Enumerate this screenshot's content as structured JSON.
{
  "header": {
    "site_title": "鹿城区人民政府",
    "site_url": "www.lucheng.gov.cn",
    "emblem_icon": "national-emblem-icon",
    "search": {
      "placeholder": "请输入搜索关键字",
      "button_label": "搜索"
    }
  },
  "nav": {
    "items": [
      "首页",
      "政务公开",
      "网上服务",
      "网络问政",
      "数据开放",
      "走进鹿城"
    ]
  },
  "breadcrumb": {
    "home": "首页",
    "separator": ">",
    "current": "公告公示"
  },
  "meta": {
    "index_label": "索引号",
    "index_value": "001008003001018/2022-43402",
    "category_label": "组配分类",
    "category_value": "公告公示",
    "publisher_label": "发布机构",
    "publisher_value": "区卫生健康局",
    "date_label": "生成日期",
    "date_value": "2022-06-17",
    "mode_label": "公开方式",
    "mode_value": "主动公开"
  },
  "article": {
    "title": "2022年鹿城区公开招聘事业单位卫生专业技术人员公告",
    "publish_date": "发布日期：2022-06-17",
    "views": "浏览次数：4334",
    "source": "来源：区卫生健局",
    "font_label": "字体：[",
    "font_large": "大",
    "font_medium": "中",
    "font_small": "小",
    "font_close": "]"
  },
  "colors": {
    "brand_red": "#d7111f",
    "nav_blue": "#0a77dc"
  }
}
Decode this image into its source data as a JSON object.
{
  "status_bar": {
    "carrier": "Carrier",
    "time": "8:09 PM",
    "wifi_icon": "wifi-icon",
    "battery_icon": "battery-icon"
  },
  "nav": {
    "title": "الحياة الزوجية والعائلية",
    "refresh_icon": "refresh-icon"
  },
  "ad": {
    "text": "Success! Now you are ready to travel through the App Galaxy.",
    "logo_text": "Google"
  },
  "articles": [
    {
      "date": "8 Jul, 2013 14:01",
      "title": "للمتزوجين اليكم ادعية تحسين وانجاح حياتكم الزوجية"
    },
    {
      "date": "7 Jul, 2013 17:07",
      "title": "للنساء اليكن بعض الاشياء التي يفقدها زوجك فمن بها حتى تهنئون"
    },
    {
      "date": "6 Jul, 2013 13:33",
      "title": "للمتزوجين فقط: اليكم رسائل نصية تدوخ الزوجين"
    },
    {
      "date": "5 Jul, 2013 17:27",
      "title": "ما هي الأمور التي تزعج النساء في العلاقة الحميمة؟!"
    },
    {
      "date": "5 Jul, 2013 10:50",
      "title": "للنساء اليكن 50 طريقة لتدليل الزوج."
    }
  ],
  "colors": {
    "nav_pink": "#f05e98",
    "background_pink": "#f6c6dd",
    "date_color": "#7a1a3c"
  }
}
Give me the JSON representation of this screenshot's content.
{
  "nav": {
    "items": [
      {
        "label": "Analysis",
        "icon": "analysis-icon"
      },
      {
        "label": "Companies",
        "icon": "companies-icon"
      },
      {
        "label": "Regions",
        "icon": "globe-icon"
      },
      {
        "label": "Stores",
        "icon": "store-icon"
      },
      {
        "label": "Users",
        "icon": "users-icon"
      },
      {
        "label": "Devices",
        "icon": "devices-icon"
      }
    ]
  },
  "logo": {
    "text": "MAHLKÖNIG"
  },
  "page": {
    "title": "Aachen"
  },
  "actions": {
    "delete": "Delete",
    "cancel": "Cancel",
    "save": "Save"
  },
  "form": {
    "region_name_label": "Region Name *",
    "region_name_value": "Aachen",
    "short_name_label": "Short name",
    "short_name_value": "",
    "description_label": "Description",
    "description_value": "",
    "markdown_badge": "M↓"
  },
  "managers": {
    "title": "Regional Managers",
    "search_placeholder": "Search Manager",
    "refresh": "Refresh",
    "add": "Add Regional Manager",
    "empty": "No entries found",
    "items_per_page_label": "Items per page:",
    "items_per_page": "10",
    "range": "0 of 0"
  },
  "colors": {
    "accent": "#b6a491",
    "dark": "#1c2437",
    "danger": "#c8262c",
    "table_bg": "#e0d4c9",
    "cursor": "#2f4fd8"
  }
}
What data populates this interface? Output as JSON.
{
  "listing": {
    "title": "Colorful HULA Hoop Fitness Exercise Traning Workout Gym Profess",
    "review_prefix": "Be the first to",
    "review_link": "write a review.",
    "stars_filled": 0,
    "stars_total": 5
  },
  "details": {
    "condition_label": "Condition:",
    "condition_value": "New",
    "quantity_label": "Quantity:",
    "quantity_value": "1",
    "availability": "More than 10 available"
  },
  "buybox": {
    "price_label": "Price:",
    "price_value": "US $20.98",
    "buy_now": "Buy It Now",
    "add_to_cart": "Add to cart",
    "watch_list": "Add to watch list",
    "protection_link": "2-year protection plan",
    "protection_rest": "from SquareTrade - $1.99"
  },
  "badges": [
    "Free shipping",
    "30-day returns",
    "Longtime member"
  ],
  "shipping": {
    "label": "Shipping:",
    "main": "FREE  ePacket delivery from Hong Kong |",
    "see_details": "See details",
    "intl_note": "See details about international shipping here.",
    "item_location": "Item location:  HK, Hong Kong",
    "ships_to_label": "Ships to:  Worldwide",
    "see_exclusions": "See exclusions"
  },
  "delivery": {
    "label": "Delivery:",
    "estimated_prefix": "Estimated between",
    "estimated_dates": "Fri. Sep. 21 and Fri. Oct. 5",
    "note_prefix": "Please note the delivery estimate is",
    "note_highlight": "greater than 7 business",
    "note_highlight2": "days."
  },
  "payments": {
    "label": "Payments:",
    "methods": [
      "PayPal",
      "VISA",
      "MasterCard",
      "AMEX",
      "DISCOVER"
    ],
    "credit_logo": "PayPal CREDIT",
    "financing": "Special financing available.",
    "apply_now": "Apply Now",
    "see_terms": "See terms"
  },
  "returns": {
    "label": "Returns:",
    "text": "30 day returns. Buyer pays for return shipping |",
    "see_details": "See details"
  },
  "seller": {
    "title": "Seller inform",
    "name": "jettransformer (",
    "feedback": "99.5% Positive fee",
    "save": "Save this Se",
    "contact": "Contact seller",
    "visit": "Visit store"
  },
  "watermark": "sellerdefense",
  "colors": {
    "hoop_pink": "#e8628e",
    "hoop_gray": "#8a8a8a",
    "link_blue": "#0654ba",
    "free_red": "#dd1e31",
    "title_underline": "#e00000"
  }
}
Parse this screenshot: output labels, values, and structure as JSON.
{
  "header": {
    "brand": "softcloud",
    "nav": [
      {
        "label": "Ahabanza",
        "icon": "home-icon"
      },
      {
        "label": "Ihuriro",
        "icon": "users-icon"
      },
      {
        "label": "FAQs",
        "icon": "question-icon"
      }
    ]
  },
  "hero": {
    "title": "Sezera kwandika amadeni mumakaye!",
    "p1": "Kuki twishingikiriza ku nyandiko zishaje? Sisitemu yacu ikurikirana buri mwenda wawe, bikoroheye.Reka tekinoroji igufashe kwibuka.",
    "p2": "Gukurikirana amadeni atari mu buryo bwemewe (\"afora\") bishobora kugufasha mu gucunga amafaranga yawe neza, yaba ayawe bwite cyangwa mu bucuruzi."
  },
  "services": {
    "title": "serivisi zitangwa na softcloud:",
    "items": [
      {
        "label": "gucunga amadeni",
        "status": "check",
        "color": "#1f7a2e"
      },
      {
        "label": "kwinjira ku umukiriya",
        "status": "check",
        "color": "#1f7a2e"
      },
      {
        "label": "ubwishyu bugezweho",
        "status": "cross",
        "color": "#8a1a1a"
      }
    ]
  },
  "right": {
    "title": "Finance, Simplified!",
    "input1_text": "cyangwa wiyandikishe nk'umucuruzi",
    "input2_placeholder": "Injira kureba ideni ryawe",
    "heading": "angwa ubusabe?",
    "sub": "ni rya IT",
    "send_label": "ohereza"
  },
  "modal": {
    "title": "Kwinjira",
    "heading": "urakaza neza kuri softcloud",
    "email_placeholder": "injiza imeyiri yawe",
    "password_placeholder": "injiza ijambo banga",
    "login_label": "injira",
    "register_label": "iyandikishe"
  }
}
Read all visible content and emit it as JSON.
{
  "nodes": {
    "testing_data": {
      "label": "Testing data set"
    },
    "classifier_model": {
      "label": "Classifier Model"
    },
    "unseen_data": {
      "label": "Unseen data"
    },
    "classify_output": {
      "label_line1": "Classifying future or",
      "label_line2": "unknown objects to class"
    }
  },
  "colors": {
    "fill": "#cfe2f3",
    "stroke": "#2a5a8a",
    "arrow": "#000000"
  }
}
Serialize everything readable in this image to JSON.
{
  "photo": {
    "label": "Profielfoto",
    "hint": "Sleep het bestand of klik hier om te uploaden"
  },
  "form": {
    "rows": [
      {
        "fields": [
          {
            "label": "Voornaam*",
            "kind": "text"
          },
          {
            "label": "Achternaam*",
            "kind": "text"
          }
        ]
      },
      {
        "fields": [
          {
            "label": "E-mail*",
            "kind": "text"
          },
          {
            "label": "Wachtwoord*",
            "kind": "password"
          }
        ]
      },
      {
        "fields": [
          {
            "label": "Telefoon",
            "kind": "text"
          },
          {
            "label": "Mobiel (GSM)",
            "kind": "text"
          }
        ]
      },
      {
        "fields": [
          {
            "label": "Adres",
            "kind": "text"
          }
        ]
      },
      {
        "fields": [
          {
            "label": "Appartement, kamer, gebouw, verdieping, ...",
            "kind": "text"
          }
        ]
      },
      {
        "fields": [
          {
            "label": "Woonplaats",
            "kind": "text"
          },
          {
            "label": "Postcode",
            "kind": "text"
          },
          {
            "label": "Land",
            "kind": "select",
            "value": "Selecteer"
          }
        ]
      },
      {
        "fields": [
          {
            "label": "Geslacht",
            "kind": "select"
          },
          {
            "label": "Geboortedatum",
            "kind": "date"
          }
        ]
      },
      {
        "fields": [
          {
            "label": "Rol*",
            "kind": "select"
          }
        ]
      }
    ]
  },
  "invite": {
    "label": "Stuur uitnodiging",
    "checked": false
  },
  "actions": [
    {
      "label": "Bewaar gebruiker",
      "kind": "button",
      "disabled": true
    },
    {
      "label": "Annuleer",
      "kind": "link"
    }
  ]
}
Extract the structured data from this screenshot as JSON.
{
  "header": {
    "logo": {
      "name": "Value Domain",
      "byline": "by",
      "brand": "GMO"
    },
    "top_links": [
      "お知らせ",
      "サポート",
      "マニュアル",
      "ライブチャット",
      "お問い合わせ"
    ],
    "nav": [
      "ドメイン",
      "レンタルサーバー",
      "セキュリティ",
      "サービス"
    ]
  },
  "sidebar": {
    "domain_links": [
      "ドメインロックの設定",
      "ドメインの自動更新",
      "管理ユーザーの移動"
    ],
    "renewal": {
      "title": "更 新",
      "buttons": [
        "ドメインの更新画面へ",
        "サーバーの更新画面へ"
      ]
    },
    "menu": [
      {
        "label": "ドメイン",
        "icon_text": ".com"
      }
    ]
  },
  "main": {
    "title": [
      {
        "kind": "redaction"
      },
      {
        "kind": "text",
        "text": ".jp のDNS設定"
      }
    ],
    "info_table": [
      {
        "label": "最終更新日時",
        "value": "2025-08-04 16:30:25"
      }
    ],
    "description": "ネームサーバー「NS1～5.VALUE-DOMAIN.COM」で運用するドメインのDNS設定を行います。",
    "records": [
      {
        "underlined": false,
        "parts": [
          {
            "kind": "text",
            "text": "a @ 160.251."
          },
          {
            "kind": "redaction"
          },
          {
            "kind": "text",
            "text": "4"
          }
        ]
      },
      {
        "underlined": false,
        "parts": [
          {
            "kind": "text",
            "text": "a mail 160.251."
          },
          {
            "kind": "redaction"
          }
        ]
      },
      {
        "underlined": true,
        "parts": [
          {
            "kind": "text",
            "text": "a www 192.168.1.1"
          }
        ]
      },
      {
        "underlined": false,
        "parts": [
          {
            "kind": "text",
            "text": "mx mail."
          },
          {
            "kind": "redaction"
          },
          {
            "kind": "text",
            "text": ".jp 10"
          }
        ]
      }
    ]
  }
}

-----

### PROMPT
Pick out all the lines with the word "details" in them and copy them.

### ANSWER TO THE PROBLEM
  "details": {
    "see_details": "See details",
    "intl_note": "See details about international shipping here.",
    "see_details": "See details"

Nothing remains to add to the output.